-- Begin SOURCE MATERIAL --
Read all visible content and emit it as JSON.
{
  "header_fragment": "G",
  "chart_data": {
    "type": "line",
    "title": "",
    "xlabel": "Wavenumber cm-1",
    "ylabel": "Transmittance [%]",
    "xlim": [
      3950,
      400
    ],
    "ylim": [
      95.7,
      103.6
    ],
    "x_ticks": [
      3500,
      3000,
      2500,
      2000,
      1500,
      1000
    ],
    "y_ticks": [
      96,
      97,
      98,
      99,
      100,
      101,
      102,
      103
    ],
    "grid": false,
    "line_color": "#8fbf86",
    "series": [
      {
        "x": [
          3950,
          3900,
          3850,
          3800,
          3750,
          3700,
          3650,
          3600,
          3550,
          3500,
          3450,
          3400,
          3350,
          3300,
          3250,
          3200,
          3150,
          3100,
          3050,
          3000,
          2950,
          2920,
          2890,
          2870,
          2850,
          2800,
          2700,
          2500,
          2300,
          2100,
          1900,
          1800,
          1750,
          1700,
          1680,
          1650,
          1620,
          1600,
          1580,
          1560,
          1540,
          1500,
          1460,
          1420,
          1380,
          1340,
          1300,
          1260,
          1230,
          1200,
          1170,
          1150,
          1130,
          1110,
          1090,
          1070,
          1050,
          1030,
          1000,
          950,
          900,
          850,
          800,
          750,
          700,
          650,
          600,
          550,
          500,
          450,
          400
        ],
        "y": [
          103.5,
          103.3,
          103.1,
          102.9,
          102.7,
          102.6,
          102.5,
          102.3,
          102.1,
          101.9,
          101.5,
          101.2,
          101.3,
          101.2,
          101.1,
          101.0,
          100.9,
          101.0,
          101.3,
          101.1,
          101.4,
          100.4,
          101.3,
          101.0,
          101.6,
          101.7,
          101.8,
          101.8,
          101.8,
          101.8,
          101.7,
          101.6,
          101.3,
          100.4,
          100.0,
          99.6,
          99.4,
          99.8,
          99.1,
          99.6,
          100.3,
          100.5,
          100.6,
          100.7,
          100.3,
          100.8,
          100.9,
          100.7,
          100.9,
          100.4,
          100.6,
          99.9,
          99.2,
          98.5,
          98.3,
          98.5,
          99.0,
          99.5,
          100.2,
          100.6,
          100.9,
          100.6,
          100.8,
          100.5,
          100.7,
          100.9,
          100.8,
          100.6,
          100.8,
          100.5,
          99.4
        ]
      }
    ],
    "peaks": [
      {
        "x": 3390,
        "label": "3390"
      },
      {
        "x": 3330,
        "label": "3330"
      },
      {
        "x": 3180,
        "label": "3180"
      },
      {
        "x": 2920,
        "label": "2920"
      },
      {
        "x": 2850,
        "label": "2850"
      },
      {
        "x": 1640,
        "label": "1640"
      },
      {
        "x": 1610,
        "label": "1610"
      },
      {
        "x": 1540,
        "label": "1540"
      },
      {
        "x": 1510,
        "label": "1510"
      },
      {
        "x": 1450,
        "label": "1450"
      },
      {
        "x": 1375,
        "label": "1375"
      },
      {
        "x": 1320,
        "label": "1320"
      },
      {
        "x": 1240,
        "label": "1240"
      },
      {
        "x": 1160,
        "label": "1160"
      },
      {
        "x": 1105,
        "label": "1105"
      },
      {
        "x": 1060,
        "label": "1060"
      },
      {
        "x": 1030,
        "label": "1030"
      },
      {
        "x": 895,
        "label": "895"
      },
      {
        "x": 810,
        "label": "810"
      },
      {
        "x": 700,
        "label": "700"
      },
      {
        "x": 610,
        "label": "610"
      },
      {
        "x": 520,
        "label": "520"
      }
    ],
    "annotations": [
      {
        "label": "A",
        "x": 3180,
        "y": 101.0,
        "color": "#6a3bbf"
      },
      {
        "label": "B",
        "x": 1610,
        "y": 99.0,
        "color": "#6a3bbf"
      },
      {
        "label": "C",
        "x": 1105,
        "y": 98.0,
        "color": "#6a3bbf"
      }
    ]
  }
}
-- End SOURCE MATERIAL --
→ **EXERCISE DESCRIPTION**:
Restate every record exactly, leaving nothing out.

→ **RESULT**:
Read all visible content and emit it as JSON.
{
  "header_fragment": "G",
  "chart_data": {
    "type": "line",
    "title": "",
    "xlabel": "Wavenumber cm-1",
    "ylabel": "Transmittance [%]",
    "xlim": [
      3950,
      400
    ],
    "ylim": [
      95.7,
      103.6
    ],
    "x_ticks": [
      3500,
      3000,
      2500,
      2000,
      1500,
      1000
    ],
    "y_ticks": [
      96,
      97,
      98,
      99,
      100,
      101,
      102,
      103
    ],
    "grid": false,
    "line_color": "#8fbf86",
    "series": [
      {
        "x": [
          3950,
          3900,
          3850,
          3800,
          3750,
          3700,
          3650,
          3600,
          3550,
          3500,
          3450,
          3400,
          3350,
          3300,
          3250,
          3200,
          3150,
          3100,
          3050,
          3000,
          2950,
          2920,
          2890,
          2870,
          2850,
          2800,
          2700,
          2500,
          2300,
          2100,
          1900,
          1800,
          1750,
          1700,
          1680,
          1650,
          1620,
          1600,
          1580,
          1560,
          1540,
          1500,
          1460,
          1420,
          1380,
          1340,
          1300,
          1260,
          1230,
          1200,
          1170,
          1150,
          1130,
          1110,
          1090,
          1070,
          1050,
          1030,
          1000,
          950,
          900,
          850,
          800,
          750,
          700,
          650,
          600,
          550,
          500,
          450,
          400
        ],
        "y": [
          103.5,
          103.3,
          103.1,
          102.9,
          102.7,
          102.6,
          102.5,
          102.3,
          102.1,
          101.9,
          101.5,
          101.2,
          101.3,
          101.2,
          101.1,
          101.0,
          100.9,
          101.0,
          101.3,
          101.1,
          101.4,
          100.4,
          101.3,
          101.0,
          101.6,
          101.7,
          101.8,
          101.8,
          101.8,
          101.8,
          101.7,
          101.6,
          101.3,
          100.4,
          100.0,
          99.6,
          99.4,
          99.8,
          99.1,
          99.6,
          100.3,
          100.5,
          100.6,
          100.7,
          100.3,
          100.8,
          100.9,
          100.7,
          100.9,
          100.4,
          100.6,
          99.9,
          99.2,
          98.5,
          98.3,
          98.5,
          99.0,
          99.5,
          100.2,
          100.6,
          100.9,
          100.6,
          100.8,
          100.5,
          100.7,
          100.9,
          100.8,
          100.6,
          100.8,
          100.5,
          99.4
        ]
      }
    ],
    "peaks": [
      {
        "x": 3390,
        "label": "3390"
      },
      {
        "x": 3330,
        "label": "3330"
      },
      {
        "x": 3180,
        "label": "3180"
      },
      {
        "x": 2920,
        "label": "2920"
      },
      {
        "x": 2850,
        "label": "2850"
      },
      {
        "x": 1640,
        "label": "1640"
      },
      {
        "x": 1610,
        "label": "1610"
      },
      {
        "x": 1540,
        "label": "1540"
      },
      {
        "x": 1510,
        "label": "1510"
      },
      {
        "x": 1450,
        "label": "1450"
      },
      {
        "x": 1375,
        "label": "1375"
      },
      {
        "x": 1320,
        "label": "1320"
      },
      {
        "x": 1240,
        "label": "1240"
      },
      {
        "x": 1160,
        "label": "1160"
      },
      {
        "x": 1105,
        "label": "1105"
      },
      {
        "x": 1060,
        "label": "1060"
      },
      {
        "x": 1030,
        "label": "1030"
      },
      {
        "x": 895,
        "label": "895"
      },
      {
        "x": 810,
        "label": "810"
      },
      {
        "x": 700,
        "label": "700"
      },
      {
        "x": 610,
        "label": "610"
      },
      {
        "x": 520,
        "label": "520"
      }
    ],
    "annotations": [
      {
        "label": "A",
        "x": 3180,
        "y": 101.0,
        "color": "#6a3bbf"
      },
      {
        "label": "B",
        "x": 1610,
        "y": 99.0,
        "color": "#6a3bbf"
      },
      {
        "label": "C",
        "x": 1105,
        "y": 98.0,
        "color": "#6a3bbf"
      }
    ]
  }
}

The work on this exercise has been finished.